*** Data for the task ***
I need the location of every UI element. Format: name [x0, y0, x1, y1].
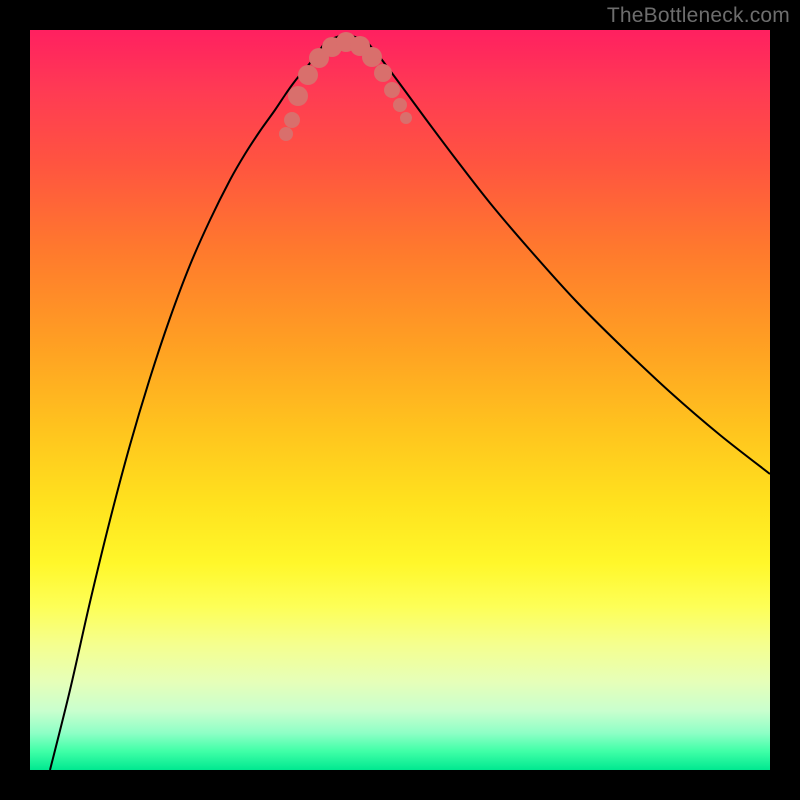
marker-layer — [279, 32, 412, 141]
data-point — [384, 82, 400, 98]
data-point — [374, 64, 392, 82]
data-point — [298, 65, 318, 85]
data-point — [284, 112, 300, 128]
plot-area — [30, 30, 770, 770]
chart-svg — [30, 30, 770, 770]
watermark-text: TheBottleneck.com — [607, 4, 790, 28]
data-point — [393, 98, 407, 112]
data-point — [400, 112, 412, 124]
bottleneck-curve — [50, 35, 770, 770]
outer-frame: TheBottleneck.com — [0, 0, 800, 800]
data-point — [279, 127, 293, 141]
curve-layer — [50, 35, 770, 770]
data-point — [288, 86, 308, 106]
data-point — [362, 47, 382, 67]
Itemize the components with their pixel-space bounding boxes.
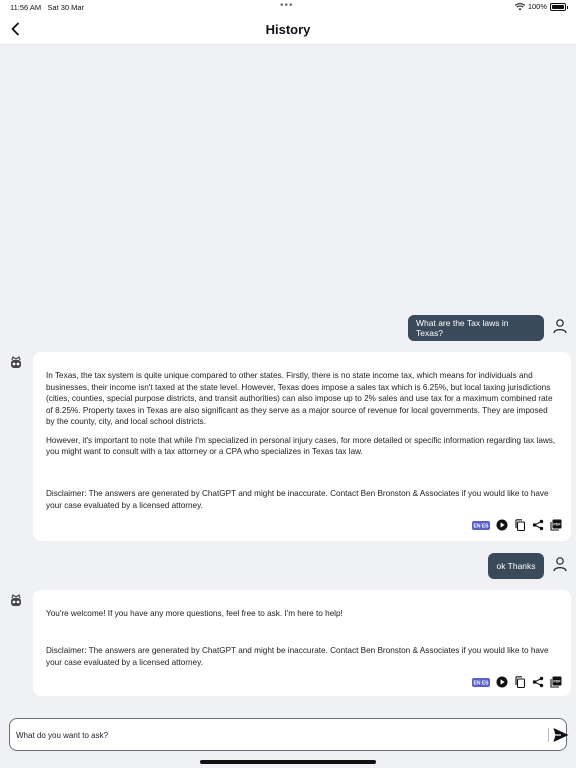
pdf-button[interactable]: PDF — [550, 519, 562, 531]
bot-message-paragraph: In Texas, the tax system is quite unique… — [46, 371, 553, 426]
message-actions: EN ES PDF — [472, 676, 562, 688]
share-button[interactable] — [532, 519, 544, 531]
user-message-text: ok Thanks — [496, 561, 536, 571]
svg-text:PDF: PDF — [553, 523, 561, 527]
send-button[interactable] — [552, 726, 570, 744]
copy-button[interactable] — [514, 676, 526, 688]
translate-button[interactable]: EN ES — [472, 676, 490, 688]
chat-input[interactable] — [16, 727, 536, 743]
share-button[interactable] — [532, 676, 544, 688]
user-message-text: What are the Tax laws in Texas? — [416, 318, 509, 338]
status-right: 100% — [514, 2, 568, 11]
share-icon — [532, 676, 544, 688]
chat-input-bar — [9, 718, 570, 751]
user-message-bubble: ok Thanks — [488, 553, 544, 579]
multitasking-dots[interactable]: ••• — [280, 0, 294, 11]
battery-icon — [550, 2, 568, 11]
status-time: 11:56 AM Sat 30 Mar — [10, 3, 85, 12]
battery-percent: 100% — [527, 2, 547, 11]
play-button[interactable] — [496, 676, 508, 688]
bot-message-paragraph: You're welcome! If you have any more que… — [46, 609, 343, 618]
share-icon — [532, 519, 544, 531]
user-avatar-icon — [553, 557, 567, 572]
svg-text:PDF: PDF — [553, 680, 561, 684]
page-title: History — [265, 22, 311, 37]
message-actions: EN ES PDF — [472, 519, 562, 531]
bot-message-paragraph: However, it's important to note that whi… — [46, 435, 556, 457]
copy-button[interactable] — [514, 519, 526, 531]
bot-avatar-icon — [11, 356, 21, 368]
copy-icon — [515, 519, 526, 531]
user-avatar-icon — [553, 319, 567, 334]
bot-disclaimer: Disclaimer: The answers are generated by… — [46, 489, 549, 510]
pdf-button[interactable]: PDF — [550, 676, 562, 688]
copy-icon — [515, 676, 526, 688]
pdf-icon: PDF — [550, 676, 562, 688]
home-indicator[interactable] — [200, 760, 376, 764]
bot-message-card: You're welcome! If you have any more que… — [33, 590, 571, 696]
play-icon — [496, 676, 508, 688]
send-icon — [553, 728, 569, 742]
translate-label: EN ES — [473, 680, 489, 686]
nav-bar: History — [0, 14, 576, 45]
status-bar: 11:56 AM Sat 30 Mar ••• 100% — [0, 0, 576, 14]
bot-avatar-icon — [11, 594, 21, 606]
input-divider — [548, 728, 549, 742]
translate-icon: EN ES — [472, 677, 490, 687]
bot-disclaimer: Disclaimer: The answers are generated by… — [46, 646, 549, 667]
user-message-bubble: What are the Tax laws in Texas? — [408, 315, 544, 341]
pdf-icon: PDF — [550, 519, 562, 531]
translate-button[interactable]: EN ES — [472, 519, 490, 531]
play-icon — [496, 519, 508, 531]
play-button[interactable] — [496, 519, 508, 531]
translate-label: EN ES — [473, 523, 489, 529]
bot-message-card: In Texas, the tax system is quite unique… — [33, 352, 571, 541]
translate-icon: EN ES — [472, 520, 490, 530]
wifi-icon — [514, 2, 525, 10]
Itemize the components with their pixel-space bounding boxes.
***
Reproduce all of the items above line for line, without changing any character, but omit the pictures.

Solution to this task:
I need the location of every UI element. Format: name [x0, y0, x1, y1].
marker-layer — [279, 32, 412, 141]
data-point — [384, 82, 400, 98]
data-point — [374, 64, 392, 82]
data-point — [298, 65, 318, 85]
data-point — [284, 112, 300, 128]
plot-area — [30, 30, 770, 770]
chart-svg — [30, 30, 770, 770]
watermark-text: TheBottleneck.com — [607, 4, 790, 28]
data-point — [393, 98, 407, 112]
data-point — [400, 112, 412, 124]
bottleneck-curve — [50, 35, 770, 770]
outer-frame: TheBottleneck.com — [0, 0, 800, 800]
data-point — [279, 127, 293, 141]
curve-layer — [50, 35, 770, 770]
data-point — [288, 86, 308, 106]
data-point — [362, 47, 382, 67]
Itemize the components with their pixel-space bounding boxes.
pdf-button[interactable]: PDF — [550, 519, 562, 531]
bot-message-paragraph: In Texas, the tax system is quite unique… — [46, 371, 553, 426]
message-actions: EN ES PDF — [472, 676, 562, 688]
share-button[interactable] — [532, 519, 544, 531]
user-message-text: ok Thanks — [496, 561, 536, 571]
svg-text:PDF: PDF — [553, 523, 561, 527]
send-button[interactable] — [552, 726, 570, 744]
copy-button[interactable] — [514, 676, 526, 688]
translate-button[interactable]: EN ES — [472, 676, 490, 688]
chat-input[interactable] — [16, 727, 536, 743]
share-button[interactable] — [532, 676, 544, 688]
user-message-text: What are the Tax laws in Texas? — [416, 318, 509, 338]
status-right: 100% — [514, 2, 568, 11]
share-icon — [532, 676, 544, 688]
chat-input-bar — [9, 718, 570, 751]
user-message-bubble: ok Thanks — [488, 553, 544, 579]
multitasking-dots[interactable]: ••• — [280, 0, 294, 11]
battery-icon — [550, 2, 568, 11]
status-time: 11:56 AM Sat 30 Mar — [10, 3, 85, 12]
battery-percent: 100% — [527, 2, 547, 11]
play-button[interactable] — [496, 676, 508, 688]
bot-message-paragraph: You're welcome! If you have any more que… — [46, 609, 343, 618]
share-icon — [532, 519, 544, 531]
user-avatar-icon — [553, 557, 567, 572]
svg-text:PDF: PDF — [553, 680, 561, 684]
page-title: History — [265, 22, 311, 37]
message-actions: EN ES PDF — [472, 519, 562, 531]
bot-message-paragraph: However, it's important to note that whi… — [46, 435, 556, 457]
copy-button[interactable] — [514, 519, 526, 531]
bot-avatar-icon — [11, 356, 21, 368]
copy-icon — [515, 519, 526, 531]
user-avatar-icon — [553, 319, 567, 334]
bot-disclaimer: Disclaimer: The answers are generated by… — [46, 489, 549, 510]
pdf-button[interactable]: PDF — [550, 676, 562, 688]
copy-icon — [515, 676, 526, 688]
pdf-icon: PDF — [550, 676, 562, 688]
home-indicator[interactable] — [200, 760, 376, 764]
bot-message-card: You're welcome! If you have any more que… — [33, 590, 571, 696]
play-icon — [496, 676, 508, 688]
send-icon — [553, 728, 569, 742]
translate-label: EN ES — [473, 680, 489, 686]
nav-bar: History — [0, 14, 576, 45]
status-bar: 11:56 AM Sat 30 Mar ••• 100% — [0, 0, 576, 14]
bot-avatar-icon — [11, 594, 21, 606]
input-divider — [548, 728, 549, 742]
translate-icon: EN ES — [472, 677, 490, 687]
bot-disclaimer: Disclaimer: The answers are generated by… — [46, 646, 549, 667]
user-message-bubble: What are the Tax laws in Texas? — [408, 315, 544, 341]
pdf-icon: PDF — [550, 519, 562, 531]
translate-button[interactable]: EN ES — [472, 519, 490, 531]
play-icon — [496, 519, 508, 531]
play-button[interactable] — [496, 519, 508, 531]
translate-label: EN ES — [473, 523, 489, 529]
bot-message-card: In Texas, the tax system is quite unique… — [33, 352, 571, 541]
translate-icon: EN ES — [472, 520, 490, 530]
wifi-icon — [514, 2, 525, 10]
Itemize the components with their pixel-space bounding boxes.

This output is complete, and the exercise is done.